→ **Task statement**: Copy the entries below word for word, from the line containing "List all visible" through the line containing "location-pin-icon — [63, 951, 112, 1021]", both included.

→ **Dataset excerpts**:
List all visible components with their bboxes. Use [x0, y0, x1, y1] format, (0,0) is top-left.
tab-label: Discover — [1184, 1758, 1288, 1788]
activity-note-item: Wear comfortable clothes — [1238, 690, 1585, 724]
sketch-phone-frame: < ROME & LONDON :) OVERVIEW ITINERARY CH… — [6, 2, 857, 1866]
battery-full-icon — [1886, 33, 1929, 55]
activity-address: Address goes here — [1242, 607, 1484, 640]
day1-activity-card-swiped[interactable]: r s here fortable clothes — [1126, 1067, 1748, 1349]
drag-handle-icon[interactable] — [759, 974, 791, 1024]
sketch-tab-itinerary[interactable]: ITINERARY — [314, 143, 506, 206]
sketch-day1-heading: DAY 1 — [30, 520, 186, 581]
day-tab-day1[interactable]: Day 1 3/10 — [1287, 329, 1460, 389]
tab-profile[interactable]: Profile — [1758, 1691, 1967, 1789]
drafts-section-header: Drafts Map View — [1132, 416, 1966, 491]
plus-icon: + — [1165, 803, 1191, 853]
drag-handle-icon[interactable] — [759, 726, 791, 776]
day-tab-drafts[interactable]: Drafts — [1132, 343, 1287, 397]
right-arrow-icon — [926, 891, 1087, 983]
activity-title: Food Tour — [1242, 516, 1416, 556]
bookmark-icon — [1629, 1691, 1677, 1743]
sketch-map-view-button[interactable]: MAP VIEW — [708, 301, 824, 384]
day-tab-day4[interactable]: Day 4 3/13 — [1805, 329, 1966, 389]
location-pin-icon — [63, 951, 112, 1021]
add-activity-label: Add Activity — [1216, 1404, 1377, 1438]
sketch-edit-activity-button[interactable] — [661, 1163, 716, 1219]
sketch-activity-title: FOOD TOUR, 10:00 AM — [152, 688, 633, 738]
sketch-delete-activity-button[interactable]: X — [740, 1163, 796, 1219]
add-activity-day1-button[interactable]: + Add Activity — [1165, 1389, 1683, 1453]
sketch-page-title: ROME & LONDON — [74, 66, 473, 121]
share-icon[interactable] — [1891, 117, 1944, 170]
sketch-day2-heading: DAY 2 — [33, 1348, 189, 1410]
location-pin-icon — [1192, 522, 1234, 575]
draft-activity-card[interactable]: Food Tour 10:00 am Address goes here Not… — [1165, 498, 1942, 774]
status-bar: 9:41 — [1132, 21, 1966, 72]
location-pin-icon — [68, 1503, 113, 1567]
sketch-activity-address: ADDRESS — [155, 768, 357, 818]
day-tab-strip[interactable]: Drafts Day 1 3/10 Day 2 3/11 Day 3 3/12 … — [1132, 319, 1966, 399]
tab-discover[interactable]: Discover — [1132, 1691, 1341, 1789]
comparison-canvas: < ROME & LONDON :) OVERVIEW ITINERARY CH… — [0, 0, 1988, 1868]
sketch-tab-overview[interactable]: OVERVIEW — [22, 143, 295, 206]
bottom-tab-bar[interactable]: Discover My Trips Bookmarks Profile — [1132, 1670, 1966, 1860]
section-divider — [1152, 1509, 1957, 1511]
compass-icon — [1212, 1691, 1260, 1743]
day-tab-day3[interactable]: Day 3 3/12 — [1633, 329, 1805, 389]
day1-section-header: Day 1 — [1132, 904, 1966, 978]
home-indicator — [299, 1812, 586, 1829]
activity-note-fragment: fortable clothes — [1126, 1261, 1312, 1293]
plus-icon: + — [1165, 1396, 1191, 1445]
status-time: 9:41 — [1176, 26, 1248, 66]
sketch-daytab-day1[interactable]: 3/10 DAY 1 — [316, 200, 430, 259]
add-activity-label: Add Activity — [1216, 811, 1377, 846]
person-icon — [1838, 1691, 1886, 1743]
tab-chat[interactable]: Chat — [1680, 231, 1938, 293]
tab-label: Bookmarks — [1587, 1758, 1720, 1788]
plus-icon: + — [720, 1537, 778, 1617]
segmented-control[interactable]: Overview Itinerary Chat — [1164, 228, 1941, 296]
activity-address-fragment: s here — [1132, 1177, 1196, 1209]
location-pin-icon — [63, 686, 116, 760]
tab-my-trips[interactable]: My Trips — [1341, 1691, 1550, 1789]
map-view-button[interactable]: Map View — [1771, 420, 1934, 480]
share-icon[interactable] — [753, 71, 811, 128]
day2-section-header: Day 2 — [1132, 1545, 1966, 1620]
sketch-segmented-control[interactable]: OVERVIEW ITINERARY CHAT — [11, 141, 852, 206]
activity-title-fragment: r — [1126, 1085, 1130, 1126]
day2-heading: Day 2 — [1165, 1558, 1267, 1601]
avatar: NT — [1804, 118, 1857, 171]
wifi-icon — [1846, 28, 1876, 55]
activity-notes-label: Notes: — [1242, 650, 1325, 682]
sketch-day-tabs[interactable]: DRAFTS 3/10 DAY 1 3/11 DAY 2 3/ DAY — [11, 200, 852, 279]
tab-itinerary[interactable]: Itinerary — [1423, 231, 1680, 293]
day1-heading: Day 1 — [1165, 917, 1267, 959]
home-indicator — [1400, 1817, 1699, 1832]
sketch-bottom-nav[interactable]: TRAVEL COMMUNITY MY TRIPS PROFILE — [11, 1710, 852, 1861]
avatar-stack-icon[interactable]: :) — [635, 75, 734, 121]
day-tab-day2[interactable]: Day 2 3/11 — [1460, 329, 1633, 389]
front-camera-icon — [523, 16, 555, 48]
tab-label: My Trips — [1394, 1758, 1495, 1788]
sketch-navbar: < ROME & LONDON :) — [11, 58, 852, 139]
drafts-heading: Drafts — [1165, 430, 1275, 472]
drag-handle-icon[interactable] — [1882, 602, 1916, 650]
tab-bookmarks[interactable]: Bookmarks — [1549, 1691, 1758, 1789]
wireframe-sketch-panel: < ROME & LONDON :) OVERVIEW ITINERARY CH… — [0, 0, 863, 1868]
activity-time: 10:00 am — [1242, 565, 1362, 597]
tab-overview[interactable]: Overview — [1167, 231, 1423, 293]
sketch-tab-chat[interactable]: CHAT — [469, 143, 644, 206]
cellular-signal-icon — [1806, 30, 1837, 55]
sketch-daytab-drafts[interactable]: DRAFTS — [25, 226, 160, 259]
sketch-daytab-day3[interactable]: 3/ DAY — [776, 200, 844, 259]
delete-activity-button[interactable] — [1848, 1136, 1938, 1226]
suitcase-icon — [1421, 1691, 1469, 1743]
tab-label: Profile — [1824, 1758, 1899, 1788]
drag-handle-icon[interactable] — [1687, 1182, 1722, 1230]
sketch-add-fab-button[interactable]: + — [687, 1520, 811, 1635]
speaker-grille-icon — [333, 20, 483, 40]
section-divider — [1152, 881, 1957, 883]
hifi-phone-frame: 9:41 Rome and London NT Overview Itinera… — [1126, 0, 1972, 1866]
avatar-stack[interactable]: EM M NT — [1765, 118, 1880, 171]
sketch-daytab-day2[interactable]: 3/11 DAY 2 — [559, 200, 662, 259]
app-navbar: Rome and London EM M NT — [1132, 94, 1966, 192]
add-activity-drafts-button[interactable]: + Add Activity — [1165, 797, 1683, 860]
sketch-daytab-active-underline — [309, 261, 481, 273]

==

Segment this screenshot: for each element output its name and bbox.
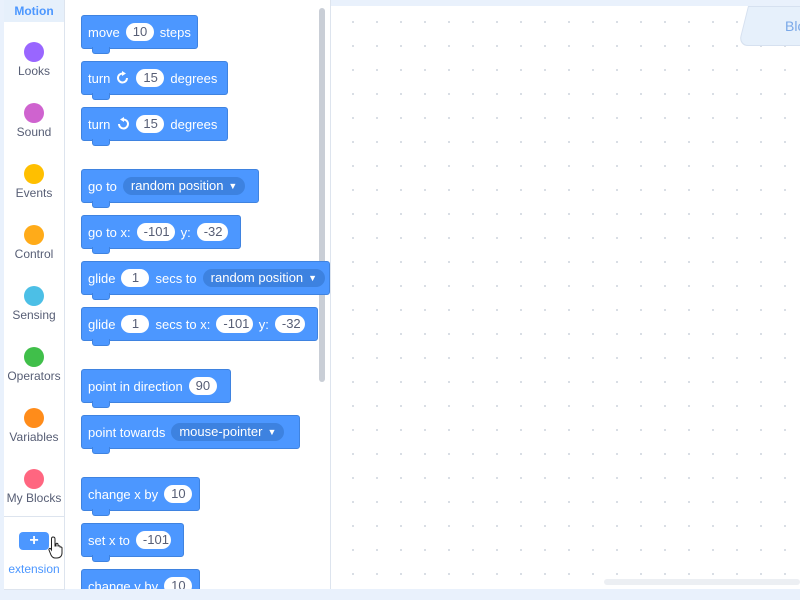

→ **Solution to this problem**:
List all visible components with their bboxes. Use [x0, y0, x1, y1] format, (0,0) is top-left.
tab-label: Discover — [1184, 1758, 1288, 1788]
activity-note-item: Wear comfortable clothes — [1238, 690, 1585, 724]
sketch-phone-frame: < ROME & LONDON :) OVERVIEW ITINERARY CH… — [6, 2, 857, 1866]
battery-full-icon — [1886, 33, 1929, 55]
activity-address: Address goes here — [1242, 607, 1484, 640]
day1-activity-card-swiped[interactable]: r s here fortable clothes — [1126, 1067, 1748, 1349]
drag-handle-icon[interactable] — [759, 974, 791, 1024]
sketch-tab-itinerary[interactable]: ITINERARY — [314, 143, 506, 206]
sketch-day1-heading: DAY 1 — [30, 520, 186, 581]
day-tab-day1[interactable]: Day 1 3/10 — [1287, 329, 1460, 389]
tab-profile[interactable]: Profile — [1758, 1691, 1967, 1789]
drafts-section-header: Drafts Map View — [1132, 416, 1966, 491]
plus-icon: + — [1165, 803, 1191, 853]
drag-handle-icon[interactable] — [759, 726, 791, 776]
day-tab-drafts[interactable]: Drafts — [1132, 343, 1287, 397]
right-arrow-icon — [926, 891, 1087, 983]
activity-title: Food Tour — [1242, 516, 1416, 556]
bookmark-icon — [1629, 1691, 1677, 1743]
sketch-map-view-button[interactable]: MAP VIEW — [708, 301, 824, 384]
day-tab-day4[interactable]: Day 4 3/13 — [1805, 329, 1966, 389]
location-pin-icon — [63, 951, 112, 1021]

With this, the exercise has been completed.